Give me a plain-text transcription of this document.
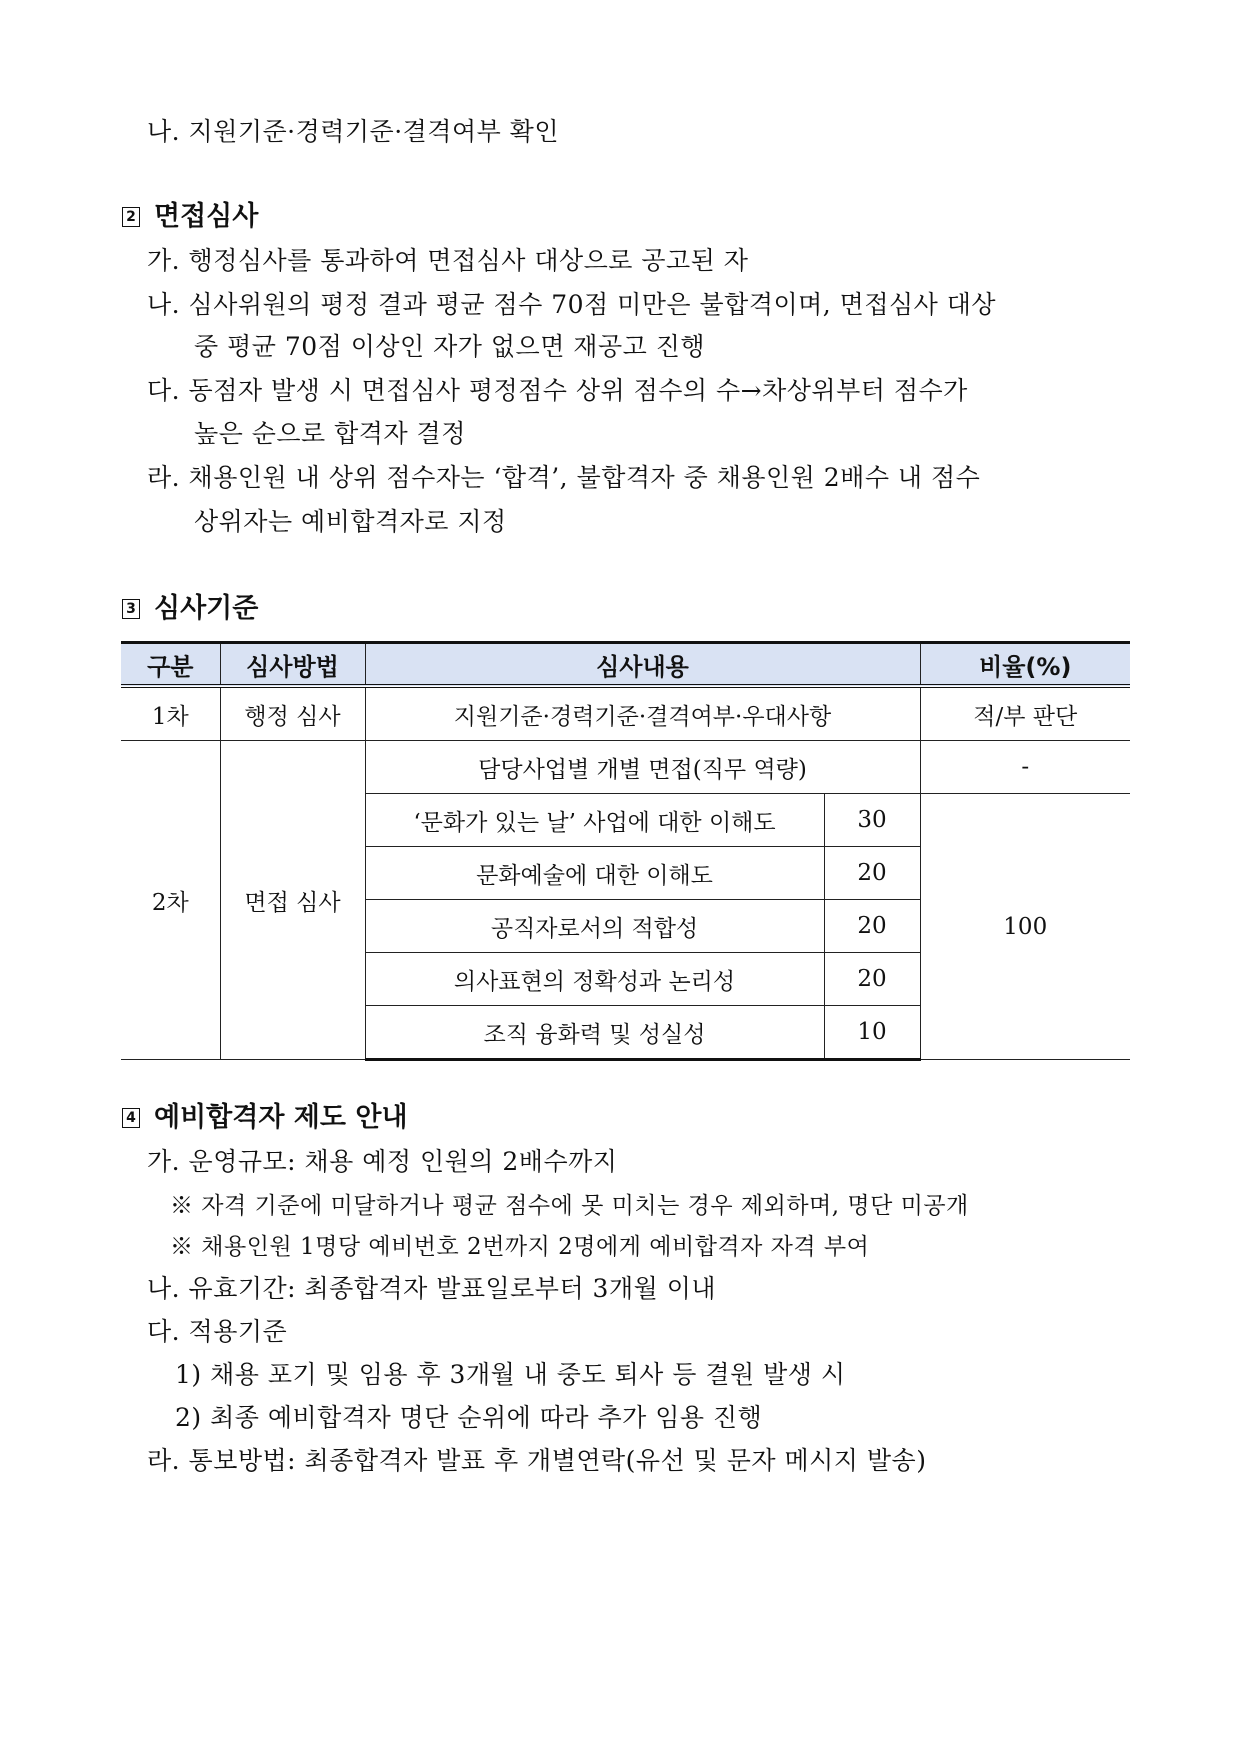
나. 지원기준·경력기준·결격여부 확인
2 면접심사
가. 행정심사를 통과하여 면접심사 대상으로 공고된 자
나. 심사위원의 평정 결과 평균 점수 70점 미만은 불합격이며, 면접심사 대상
중 평균 70점 이상인 자가 없으면 재공고 진행
다. 동점자 발생 시 면접심사 평정점수 상위 점수의 수→차상위부터 점수가
높은 순으로 합격자 결정
라. 채용인원 내 상위 점수자는 ‘합격’, 불합격자 중 채용인원 2배수 내 점수
상위자는 예비합격자로 지정
3 심사기준
구분	심사방법	심사내용		비율(%)
1차	행정 심사	지원기준·경력기준·결격여부·우대사항		적/부 판단
2차	면접 심사	담당사업별 개별 면접(직무 역량)		-
		‘문화가 있는 날’ 사업에 대한 이해도	30	100
		문화예술에 대한 이해도	20	
		공직자로서의 적합성	20	
		의사표현의 정확성과 논리성	20	
		조직 융화력 및 성실성	10	
4 예비합격자 제도 안내
가. 운영규모: 채용 예정 인원의 2배수까지
※ 자격 기준에 미달하거나 평균 점수에 못 미치는 경우 제외하며, 명단 미공개
※ 채용인원 1명당 예비번호 2번까지 2명에게 예비합격자 자격 부여
나. 유효기간: 최종합격자 발표일로부터 3개월 이내
다. 적용기준
1) 채용 포기 및 임용 후 3개월 내 중도 퇴사 등 결원 발생 시
2) 최종 예비합격자 명단 순위에 따라 추가 임용 진행
라. 통보방법: 최종합격자 발표 후 개별연락(유선 및 문자 메시지 발송)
= = = =
• **DESCRIPTION OF THE TASK**
Pick every line with "결격여부" in it and copy it.

• **FINISHED ANSWER**
나. 지원기준·경력기준·결격여부 확인
1차	행정 심사	지원기준·경력기준·결격여부·우대사항		적/부 판단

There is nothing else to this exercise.